### Exercise details
Make an exact copy of the records, with the pictures left out.

________________________________________

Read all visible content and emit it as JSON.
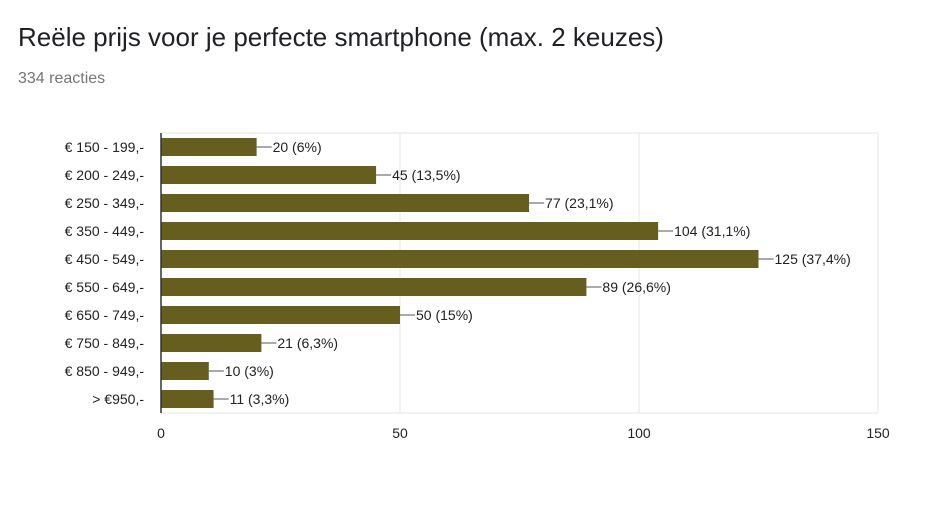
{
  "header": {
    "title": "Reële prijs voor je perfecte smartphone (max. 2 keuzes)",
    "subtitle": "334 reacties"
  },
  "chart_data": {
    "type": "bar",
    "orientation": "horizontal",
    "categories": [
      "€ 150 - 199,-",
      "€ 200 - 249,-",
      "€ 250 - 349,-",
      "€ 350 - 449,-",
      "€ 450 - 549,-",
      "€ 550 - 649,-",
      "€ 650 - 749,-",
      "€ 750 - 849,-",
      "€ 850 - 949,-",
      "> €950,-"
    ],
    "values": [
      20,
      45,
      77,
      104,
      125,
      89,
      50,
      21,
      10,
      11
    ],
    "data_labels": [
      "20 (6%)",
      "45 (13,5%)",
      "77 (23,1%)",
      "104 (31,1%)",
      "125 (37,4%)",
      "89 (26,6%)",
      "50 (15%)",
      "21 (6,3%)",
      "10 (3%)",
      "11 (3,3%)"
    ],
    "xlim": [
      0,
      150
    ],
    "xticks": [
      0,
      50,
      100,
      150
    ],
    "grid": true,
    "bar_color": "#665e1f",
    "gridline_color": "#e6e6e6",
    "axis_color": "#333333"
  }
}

________________________________________

### Written answer
Read all visible content and emit it as JSON.
{
  "header": {
    "title": "Reële prijs voor je perfecte smartphone (max. 2 keuzes)",
    "subtitle": "334 reacties"
  },
  "chart_data": {
    "type": "bar",
    "orientation": "horizontal",
    "categories": [
      "€ 150 - 199,-",
      "€ 200 - 249,-",
      "€ 250 - 349,-",
      "€ 350 - 449,-",
      "€ 450 - 549,-",
      "€ 550 - 649,-",
      "€ 650 - 749,-",
      "€ 750 - 849,-",
      "€ 850 - 949,-",
      "> €950,-"
    ],
    "values": [
      20,
      45,
      77,
      104,
      125,
      89,
      50,
      21,
      10,
      11
    ],
    "data_labels": [
      "20 (6%)",
      "45 (13,5%)",
      "77 (23,1%)",
      "104 (31,1%)",
      "125 (37,4%)",
      "89 (26,6%)",
      "50 (15%)",
      "21 (6,3%)",
      "10 (3%)",
      "11 (3,3%)"
    ],
    "xlim": [
      0,
      150
    ],
    "xticks": [
      0,
      50,
      100,
      150
    ],
    "grid": true,
    "bar_color": "#665e1f",
    "gridline_color": "#e6e6e6",
    "axis_color": "#333333"
  }
}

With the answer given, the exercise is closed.